TASK OBJECTIVE:
Wherever the word "عبادة" appears in a line, extract that line.

** START OF DATA ROWS **

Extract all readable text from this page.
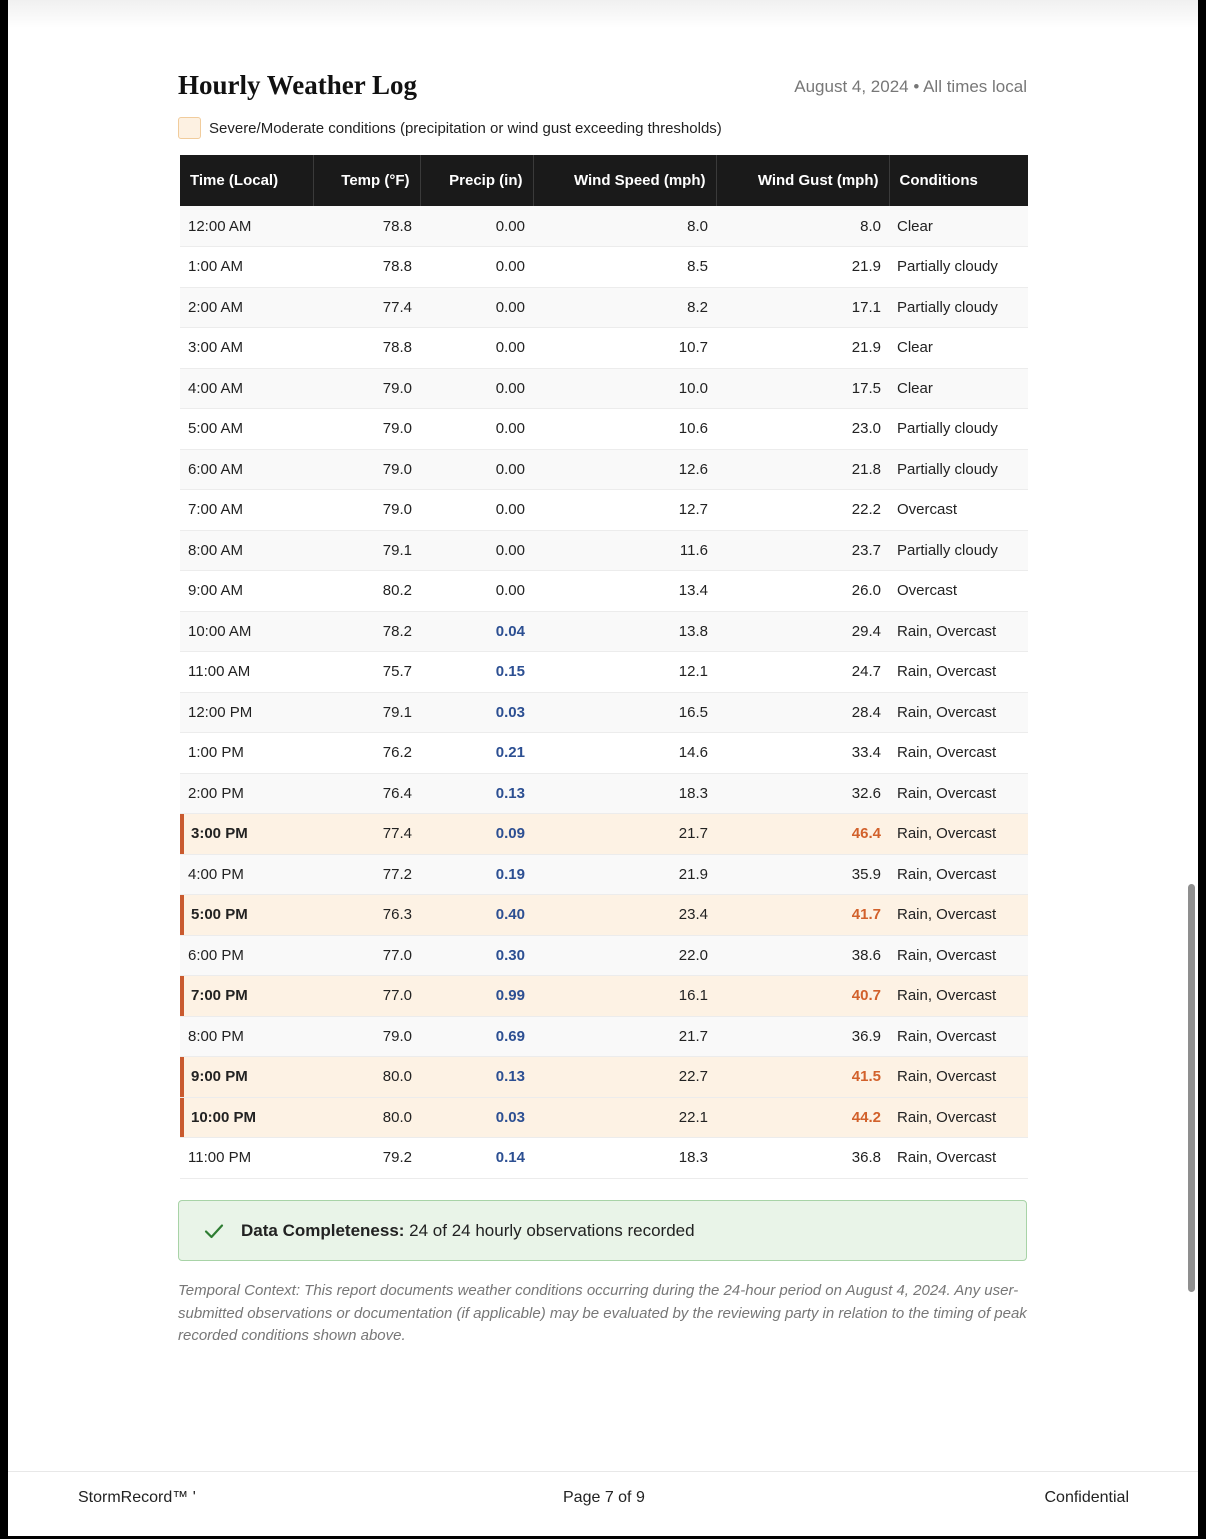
Hourly Weather Log	August 4, 2024 • All times local
Severe/Moderate conditions (precipitation or wind gust exceeding thresholds)
Time (Local)	Temp (°F)	Precip (in)	Wind Speed (mph)	Wind Gust (mph)	Conditions
12:00 AM	78.8	0.00	8.0	8.0	Clear
1:00 AM	78.8	0.00	8.5	21.9	Partially cloudy
2:00 AM	77.4	0.00	8.2	17.1	Partially cloudy
3:00 AM	78.8	0.00	10.7	21.9	Clear
4:00 AM	79.0	0.00	10.0	17.5	Clear
5:00 AM	79.0	0.00	10.6	23.0	Partially cloudy
6:00 AM	79.0	0.00	12.6	21.8	Partially cloudy
7:00 AM	79.0	0.00	12.7	22.2	Overcast
8:00 AM	79.1	0.00	11.6	23.7	Partially cloudy
9:00 AM	80.2	0.00	13.4	26.0	Overcast
10:00 AM	78.2	0.04	13.8	29.4	Rain, Overcast
11:00 AM	75.7	0.15	12.1	24.7	Rain, Overcast
12:00 PM	79.1	0.03	16.5	28.4	Rain, Overcast
1:00 PM	76.2	0.21	14.6	33.4	Rain, Overcast
2:00 PM	76.4	0.13	18.3	32.6	Rain, Overcast
3:00 PM	77.4	0.09	21.7	46.4	Rain, Overcast
4:00 PM	77.2	0.19	21.9	35.9	Rain, Overcast
5:00 PM	76.3	0.40	23.4	41.7	Rain, Overcast
6:00 PM	77.0	0.30	22.0	38.6	Rain, Overcast
7:00 PM	77.0	0.99	16.1	40.7	Rain, Overcast
8:00 PM	79.0	0.69	21.7	36.9	Rain, Overcast
9:00 PM	80.0	0.13	22.7	41.5	Rain, Overcast
10:00 PM	80.0	0.03	22.1	44.2	Rain, Overcast
11:00 PM	79.2	0.14	18.3	36.8	Rain, Overcast
Data Completeness: 24 of 24 hourly observations recorded

Temporal Context: This report documents weather conditions occurring during the 24-hour period on August 4, 2024. Any user-submitted observations or documentation (if applicable) may be evaluated by the reviewing party in relation to the timing of peak recorded conditions shown above.

StormRecord™ '	Page 7 of 9	Confidential
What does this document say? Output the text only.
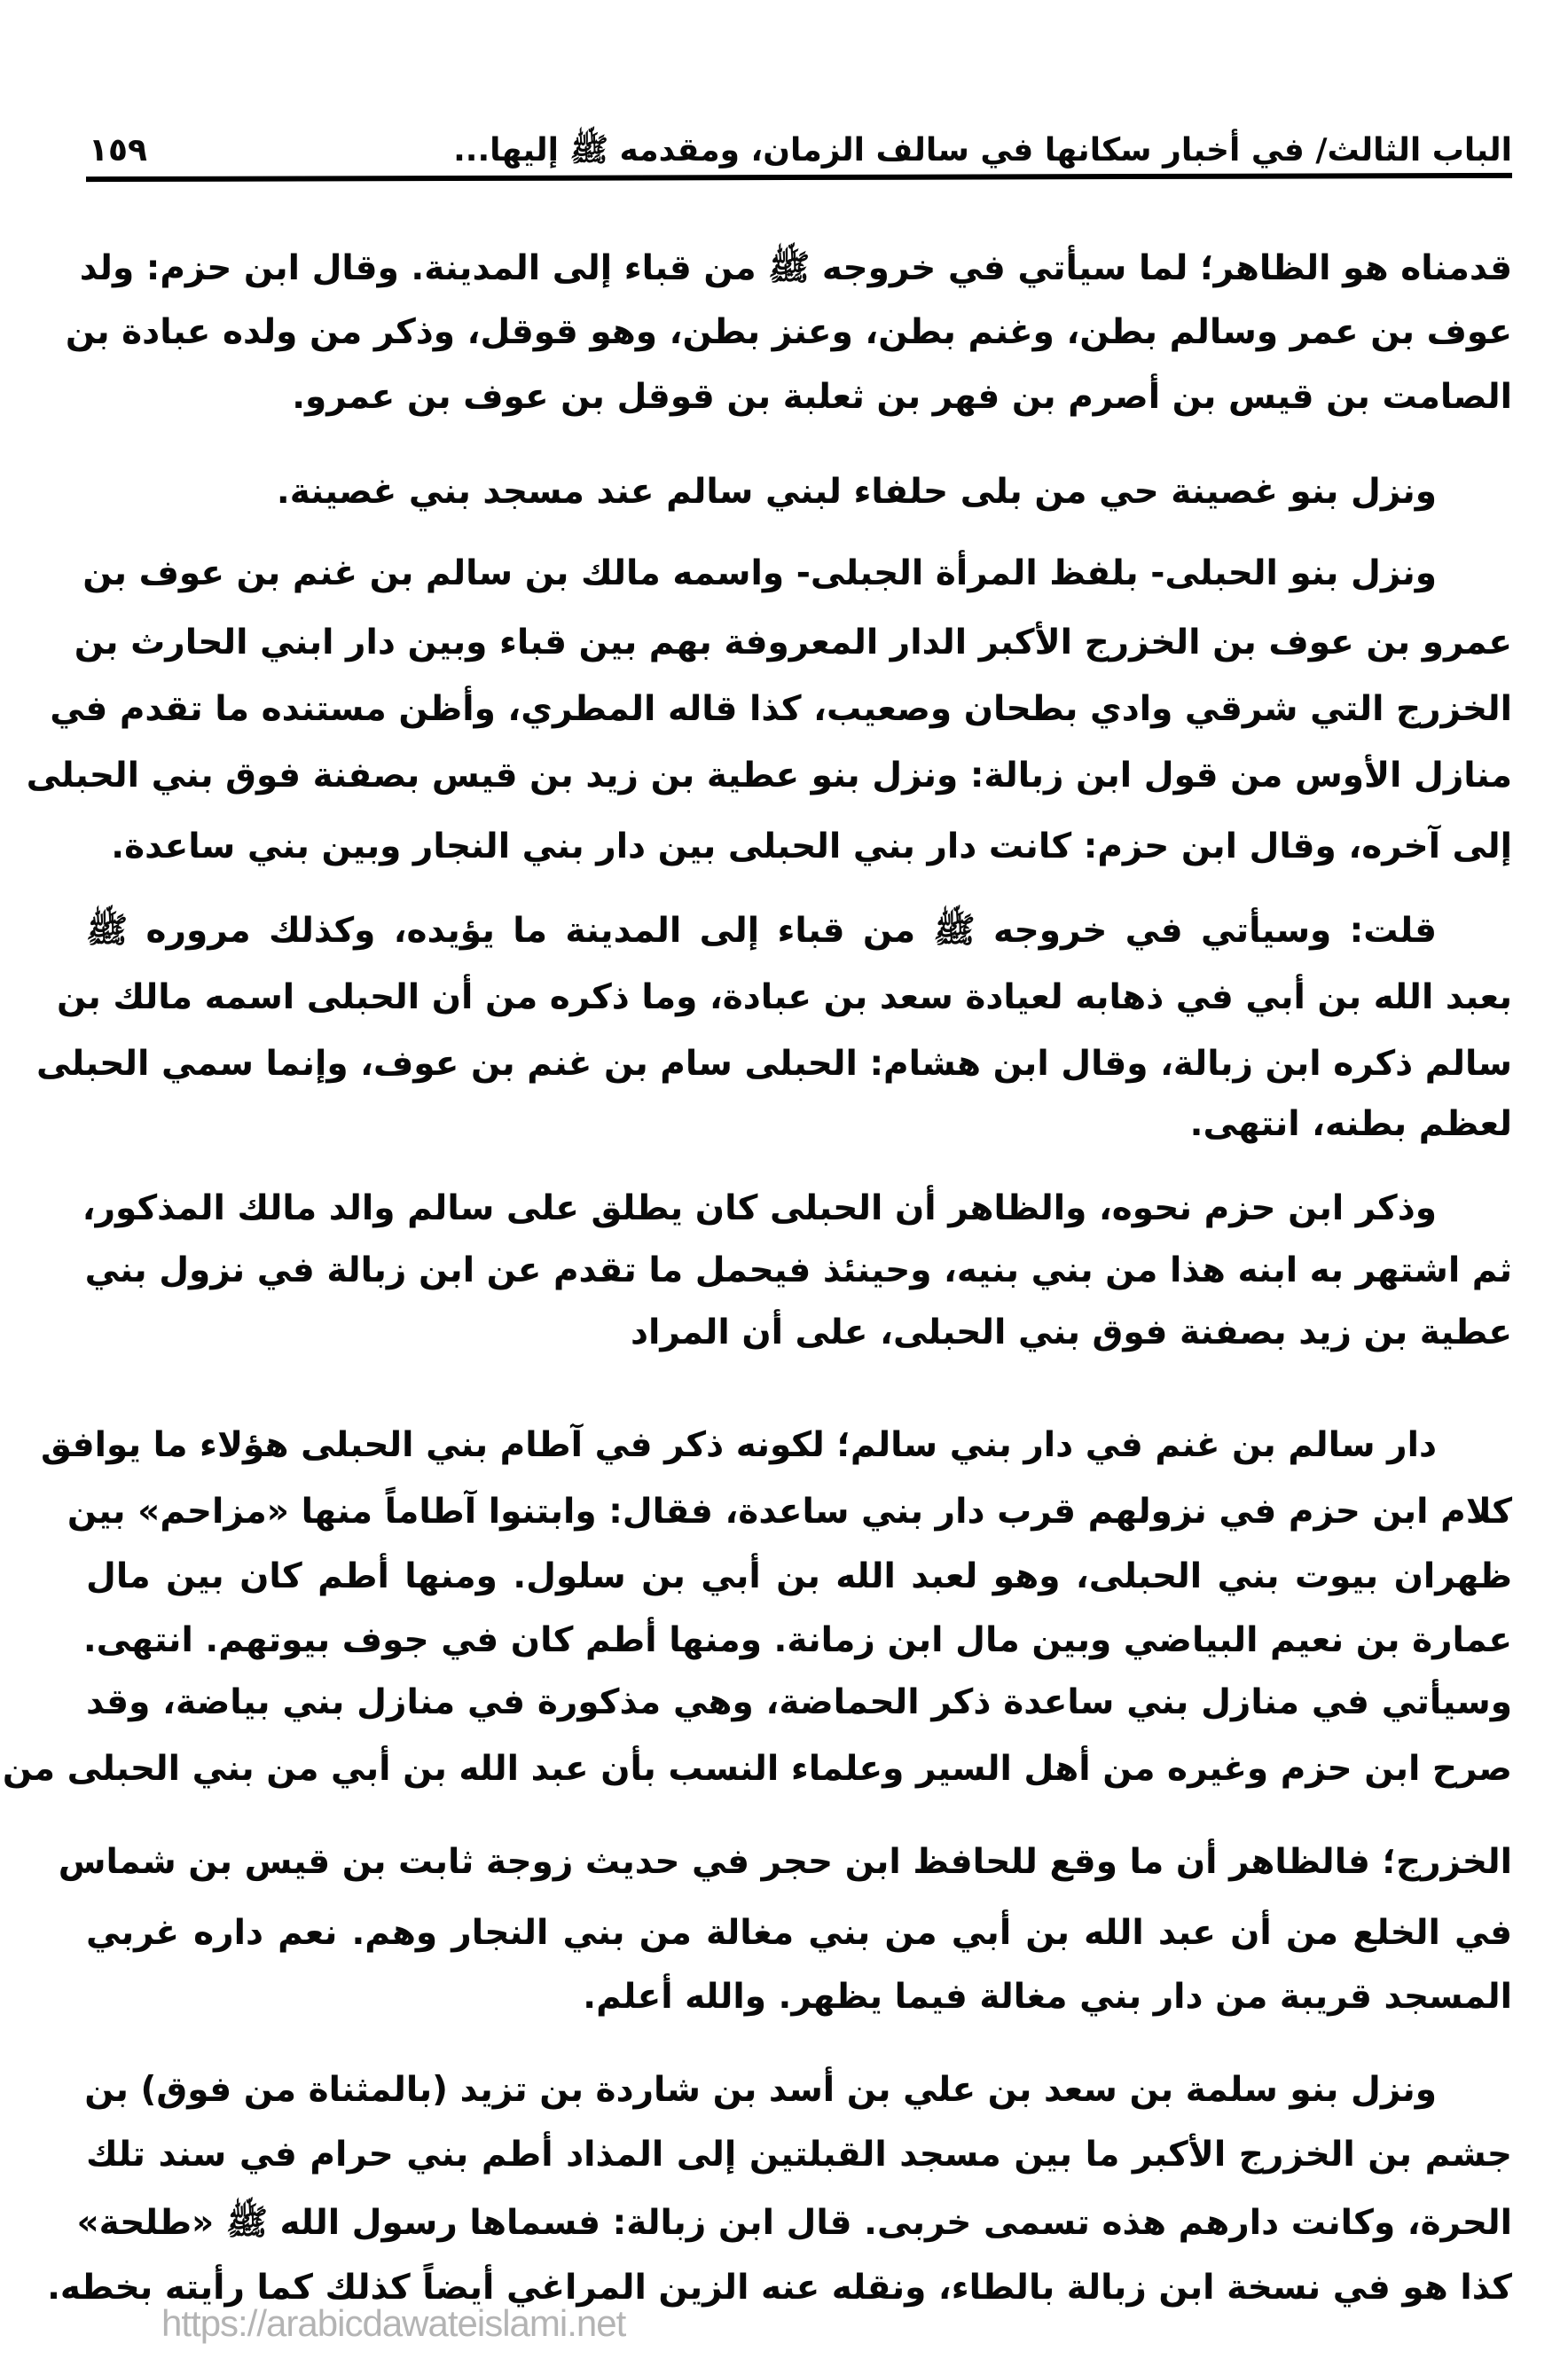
الباب الثالث/ في أخبار سكانها في سالف الزمان، ومقدمه ﷺ إليها...
١٥٩
قدمناه هو الظاهر؛ لما سيأتي في خروجه ﷺ من قباء إلى المدينة. وقال ابن حزم: ولد
عوف بن عمر وسالم بطن، وغنم بطن، وعنز بطن، وهو قوقل، وذكر من ولده عبادة بن
الصامت بن قيس بن أصرم بن فهر بن ثعلبة بن قوقل بن عوف بن عمرو.
ونزل بنو غصينة حي من بلى حلفاء لبني سالم عند مسجد بني غصينة.
ونزل بنو الحبلى- بلفظ المرأة الجبلى- واسمه مالك بن سالم بن غنم بن عوف بن
عمرو بن عوف بن الخزرج الأكبر الدار المعروفة بهم بين قباء وبين دار ابني الحارث بن
الخزرج التي شرقي وادي بطحان وصعيب، كذا قاله المطري، وأظن مستنده ما تقدم في
منازل الأوس من قول ابن زبالة: ونزل بنو عطية بن زيد بن قيس بصفنة فوق بني الحبلى
إلى آخره، وقال ابن حزم: كانت دار بني الحبلى بين دار بني النجار وبين بني ساعدة.
قلت: وسيأتي في خروجه ﷺ من قباء إلى المدينة ما يؤيده، وكذلك مروره ﷺ
بعبد الله بن أبي في ذهابه لعيادة سعد بن عبادة، وما ذكره من أن الحبلى اسمه مالك بن
سالم ذكره ابن زبالة، وقال ابن هشام: الحبلى سام بن غنم بن عوف، وإنما سمي الحبلى
لعظم بطنه، انتهى.
وذكر ابن حزم نحوه، والظاهر أن الحبلى كان يطلق على سالم والد مالك المذكور،
ثم اشتهر به ابنه هذا من بني بنيه، وحينئذ فيحمل ما تقدم عن ابن زبالة في نزول بني
عطية بن زيد بصفنة فوق بني الحبلى، على أن المراد
دار سالم بن غنم في دار بني سالم؛ لكونه ذكر في آطام بني الحبلى هؤلاء ما يوافق
كلام ابن حزم في نزولهم قرب دار بني ساعدة، فقال: وابتنوا آطاماً منها «مزاحم» بين
ظهران بيوت بني الحبلى، وهو لعبد الله بن أبي بن سلول. ومنها أطم كان بين مال
عمارة بن نعيم البياضي وبين مال ابن زمانة. ومنها أطم كان في جوف بيوتهم. انتهى.
وسيأتي في منازل بني ساعدة ذكر الحماضة، وهي مذكورة في منازل بني بياضة، وقد
صرح ابن حزم وغيره من أهل السير وعلماء النسب بأن عبد الله بن أبي من بني الحبلى من
الخزرج؛ فالظاهر أن ما وقع للحافظ ابن حجر في حديث زوجة ثابت بن قيس بن شماس
في الخلع من أن عبد الله بن أبي من بني مغالة من بني النجار وهم. نعم داره غربي
المسجد قريبة من دار بني مغالة فيما يظهر. والله أعلم.
ونزل بنو سلمة بن سعد بن علي بن أسد بن شاردة بن تزيد (بالمثناة من فوق) بن
جشم بن الخزرج الأكبر ما بين مسجد القبلتين إلى المذاد أطم بني حرام في سند تلك
الحرة، وكانت دارهم هذه تسمى خربى. قال ابن زبالة: فسماها رسول الله ﷺ «طلحة»
كذا هو في نسخة ابن زبالة بالطاء، ونقله عنه الزين المراغي أيضاً كذلك كما رأيته بخطه.
https://arabicdawateislami.net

** END OF DATA ROWS **

ANSWER BELOW:
عوف بن عمر وسالم بطن، وغنم بطن، وعنز بطن، وهو قوقل، وذكر من ولده عبادة بن
بعبد الله بن أبي في ذهابه لعيادة سعد بن عبادة، وما ذكره من أن الحبلى اسمه مالك بن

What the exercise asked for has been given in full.